(Raw records)
----

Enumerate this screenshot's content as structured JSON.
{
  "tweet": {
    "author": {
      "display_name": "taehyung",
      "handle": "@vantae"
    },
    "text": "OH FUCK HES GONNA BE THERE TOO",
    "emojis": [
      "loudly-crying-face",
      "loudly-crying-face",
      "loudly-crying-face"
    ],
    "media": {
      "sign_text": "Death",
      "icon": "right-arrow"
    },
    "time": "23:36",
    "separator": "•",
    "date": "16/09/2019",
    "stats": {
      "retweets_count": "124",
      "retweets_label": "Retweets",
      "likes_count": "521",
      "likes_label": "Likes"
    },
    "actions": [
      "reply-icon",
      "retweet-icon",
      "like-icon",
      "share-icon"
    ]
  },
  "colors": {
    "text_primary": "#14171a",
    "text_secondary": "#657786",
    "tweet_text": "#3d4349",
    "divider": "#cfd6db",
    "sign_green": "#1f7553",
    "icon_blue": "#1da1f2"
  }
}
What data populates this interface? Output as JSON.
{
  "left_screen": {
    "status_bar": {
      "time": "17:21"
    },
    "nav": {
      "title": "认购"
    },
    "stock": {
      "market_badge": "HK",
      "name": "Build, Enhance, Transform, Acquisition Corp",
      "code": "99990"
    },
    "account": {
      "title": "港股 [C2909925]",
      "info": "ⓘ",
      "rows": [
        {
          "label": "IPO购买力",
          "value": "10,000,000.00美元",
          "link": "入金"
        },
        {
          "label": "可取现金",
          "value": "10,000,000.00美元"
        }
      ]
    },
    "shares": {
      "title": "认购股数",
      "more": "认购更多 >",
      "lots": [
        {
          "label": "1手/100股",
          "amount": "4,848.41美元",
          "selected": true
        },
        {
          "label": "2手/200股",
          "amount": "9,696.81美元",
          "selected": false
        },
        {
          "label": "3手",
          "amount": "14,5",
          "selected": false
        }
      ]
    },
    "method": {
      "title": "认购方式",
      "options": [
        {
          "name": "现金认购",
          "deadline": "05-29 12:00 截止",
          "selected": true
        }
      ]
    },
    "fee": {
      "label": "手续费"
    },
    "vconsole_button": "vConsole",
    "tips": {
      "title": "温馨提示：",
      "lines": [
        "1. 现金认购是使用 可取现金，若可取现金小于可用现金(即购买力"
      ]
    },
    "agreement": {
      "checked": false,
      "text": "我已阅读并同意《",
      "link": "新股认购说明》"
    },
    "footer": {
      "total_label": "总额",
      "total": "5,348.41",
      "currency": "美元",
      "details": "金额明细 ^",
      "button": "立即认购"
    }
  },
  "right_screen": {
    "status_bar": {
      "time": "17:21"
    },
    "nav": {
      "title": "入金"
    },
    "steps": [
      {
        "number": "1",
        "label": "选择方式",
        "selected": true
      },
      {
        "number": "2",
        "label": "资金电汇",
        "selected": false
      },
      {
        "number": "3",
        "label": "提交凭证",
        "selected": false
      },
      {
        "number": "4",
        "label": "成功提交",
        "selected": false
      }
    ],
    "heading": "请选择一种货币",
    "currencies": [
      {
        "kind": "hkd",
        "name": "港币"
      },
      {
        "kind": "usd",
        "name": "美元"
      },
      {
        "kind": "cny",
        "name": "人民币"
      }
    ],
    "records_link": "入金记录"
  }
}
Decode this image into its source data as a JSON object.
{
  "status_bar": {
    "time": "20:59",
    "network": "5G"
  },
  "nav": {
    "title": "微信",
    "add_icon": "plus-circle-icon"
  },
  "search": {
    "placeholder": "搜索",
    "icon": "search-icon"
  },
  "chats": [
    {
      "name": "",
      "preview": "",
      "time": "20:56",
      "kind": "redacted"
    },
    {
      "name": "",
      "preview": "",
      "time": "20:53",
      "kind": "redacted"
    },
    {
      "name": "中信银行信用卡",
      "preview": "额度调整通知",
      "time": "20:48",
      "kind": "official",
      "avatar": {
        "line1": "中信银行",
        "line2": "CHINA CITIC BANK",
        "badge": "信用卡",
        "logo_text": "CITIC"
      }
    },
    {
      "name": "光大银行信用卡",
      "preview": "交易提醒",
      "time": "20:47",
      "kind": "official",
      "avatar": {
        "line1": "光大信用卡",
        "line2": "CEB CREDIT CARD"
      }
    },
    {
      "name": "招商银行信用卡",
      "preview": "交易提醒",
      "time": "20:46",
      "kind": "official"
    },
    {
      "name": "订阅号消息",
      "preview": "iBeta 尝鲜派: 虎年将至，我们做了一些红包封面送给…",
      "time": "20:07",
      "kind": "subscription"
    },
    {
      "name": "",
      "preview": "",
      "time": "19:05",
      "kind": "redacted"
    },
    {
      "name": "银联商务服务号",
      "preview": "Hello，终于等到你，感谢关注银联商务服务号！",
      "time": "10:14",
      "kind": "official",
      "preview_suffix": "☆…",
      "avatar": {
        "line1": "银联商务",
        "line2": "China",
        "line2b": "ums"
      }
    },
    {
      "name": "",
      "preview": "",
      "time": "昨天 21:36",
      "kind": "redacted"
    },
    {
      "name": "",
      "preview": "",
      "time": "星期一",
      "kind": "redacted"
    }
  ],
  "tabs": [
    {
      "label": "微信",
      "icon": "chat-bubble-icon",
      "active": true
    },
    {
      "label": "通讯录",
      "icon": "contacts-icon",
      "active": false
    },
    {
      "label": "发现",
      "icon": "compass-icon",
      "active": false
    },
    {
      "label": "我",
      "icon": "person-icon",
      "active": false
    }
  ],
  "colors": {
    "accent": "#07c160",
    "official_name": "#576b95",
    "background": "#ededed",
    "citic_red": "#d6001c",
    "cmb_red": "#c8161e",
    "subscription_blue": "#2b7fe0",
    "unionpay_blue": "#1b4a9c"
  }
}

----

* **Set problem**: Output all of the data again, exactly.

* **Full solution**:
Enumerate this screenshot's content as structured JSON.
{
  "tweet": {
    "author": {
      "display_name": "taehyung",
      "handle": "@vantae"
    },
    "text": "OH FUCK HES GONNA BE THERE TOO",
    "emojis": [
      "loudly-crying-face",
      "loudly-crying-face",
      "loudly-crying-face"
    ],
    "media": {
      "sign_text": "Death",
      "icon": "right-arrow"
    },
    "time": "23:36",
    "separator": "•",
    "date": "16/09/2019",
    "stats": {
      "retweets_count": "124",
      "retweets_label": "Retweets",
      "likes_count": "521",
      "likes_label": "Likes"
    },
    "actions": [
      "reply-icon",
      "retweet-icon",
      "like-icon",
      "share-icon"
    ]
  },
  "colors": {
    "text_primary": "#14171a",
    "text_secondary": "#657786",
    "tweet_text": "#3d4349",
    "divider": "#cfd6db",
    "sign_green": "#1f7553",
    "icon_blue": "#1da1f2"
  }
}
What data populates this interface? Output as JSON.
{
  "left_screen": {
    "status_bar": {
      "time": "17:21"
    },
    "nav": {
      "title": "认购"
    },
    "stock": {
      "market_badge": "HK",
      "name": "Build, Enhance, Transform, Acquisition Corp",
      "code": "99990"
    },
    "account": {
      "title": "港股 [C2909925]",
      "info": "ⓘ",
      "rows": [
        {
          "label": "IPO购买力",
          "value": "10,000,000.00美元",
          "link": "入金"
        },
        {
          "label": "可取现金",
          "value": "10,000,000.00美元"
        }
      ]
    },
    "shares": {
      "title": "认购股数",
      "more": "认购更多 >",
      "lots": [
        {
          "label": "1手/100股",
          "amount": "4,848.41美元",
          "selected": true
        },
        {
          "label": "2手/200股",
          "amount": "9,696.81美元",
          "selected": false
        },
        {
          "label": "3手",
          "amount": "14,5",
          "selected": false
        }
      ]
    },
    "method": {
      "title": "认购方式",
      "options": [
        {
          "name": "现金认购",
          "deadline": "05-29 12:00 截止",
          "selected": true
        }
      ]
    },
    "fee": {
      "label": "手续费"
    },
    "vconsole_button": "vConsole",
    "tips": {
      "title": "温馨提示：",
      "lines": [
        "1. 现金认购是使用 可取现金，若可取现金小于可用现金(即购买力"
      ]
    },
    "agreement": {
      "checked": false,
      "text": "我已阅读并同意《",
      "link": "新股认购说明》"
    },
    "footer": {
      "total_label": "总额",
      "total": "5,348.41",
      "currency": "美元",
      "details": "金额明细 ^",
      "button": "立即认购"
    }
  },
  "right_screen": {
    "status_bar": {
      "time": "17:21"
    },
    "nav": {
      "title": "入金"
    },
    "steps": [
      {
        "number": "1",
        "label": "选择方式",
        "selected": true
      },
      {
        "number": "2",
        "label": "资金电汇",
        "selected": false
      },
      {
        "number": "3",
        "label": "提交凭证",
        "selected": false
      },
      {
        "number": "4",
        "label": "成功提交",
        "selected": false
      }
    ],
    "heading": "请选择一种货币",
    "currencies": [
      {
        "kind": "hkd",
        "name": "港币"
      },
      {
        "kind": "usd",
        "name": "美元"
      },
      {
        "kind": "cny",
        "name": "人民币"
      }
    ],
    "records_link": "入金记录"
  }
}
Decode this image into its source data as a JSON object.
{
  "status_bar": {
    "time": "20:59",
    "network": "5G"
  },
  "nav": {
    "title": "微信",
    "add_icon": "plus-circle-icon"
  },
  "search": {
    "placeholder": "搜索",
    "icon": "search-icon"
  },
  "chats": [
    {
      "name": "",
      "preview": "",
      "time": "20:56",
      "kind": "redacted"
    },
    {
      "name": "",
      "preview": "",
      "time": "20:53",
      "kind": "redacted"
    },
    {
      "name": "中信银行信用卡",
      "preview": "额度调整通知",
      "time": "20:48",
      "kind": "official",
      "avatar": {
        "line1": "中信银行",
        "line2": "CHINA CITIC BANK",
        "badge": "信用卡",
        "logo_text": "CITIC"
      }
    },
    {
      "name": "光大银行信用卡",
      "preview": "交易提醒",
      "time": "20:47",
      "kind": "official",
      "avatar": {
        "line1": "光大信用卡",
        "line2": "CEB CREDIT CARD"
      }
    },
    {
      "name": "招商银行信用卡",
      "preview": "交易提醒",
      "time": "20:46",
      "kind": "official"
    },
    {
      "name": "订阅号消息",
      "preview": "iBeta 尝鲜派: 虎年将至，我们做了一些红包封面送给…",
      "time": "20:07",
      "kind": "subscription"
    },
    {
      "name": "",
      "preview": "",
      "time": "19:05",
      "kind": "redacted"
    },
    {
      "name": "银联商务服务号",
      "preview": "Hello，终于等到你，感谢关注银联商务服务号！",
      "time": "10:14",
      "kind": "official",
      "preview_suffix": "☆…",
      "avatar": {
        "line1": "银联商务",
        "line2": "China",
        "line2b": "ums"
      }
    },
    {
      "name": "",
      "preview": "",
      "time": "昨天 21:36",
      "kind": "redacted"
    },
    {
      "name": "",
      "preview": "",
      "time": "星期一",
      "kind": "redacted"
    }
  ],
  "tabs": [
    {
      "label": "微信",
      "icon": "chat-bubble-icon",
      "active": true
    },
    {
      "label": "通讯录",
      "icon": "contacts-icon",
      "active": false
    },
    {
      "label": "发现",
      "icon": "compass-icon",
      "active": false
    },
    {
      "label": "我",
      "icon": "person-icon",
      "active": false
    }
  ],
  "colors": {
    "accent": "#07c160",
    "official_name": "#576b95",
    "background": "#ededed",
    "citic_red": "#d6001c",
    "cmb_red": "#c8161e",
    "subscription_blue": "#2b7fe0",
    "unionpay_blue": "#1b4a9c"
  }
}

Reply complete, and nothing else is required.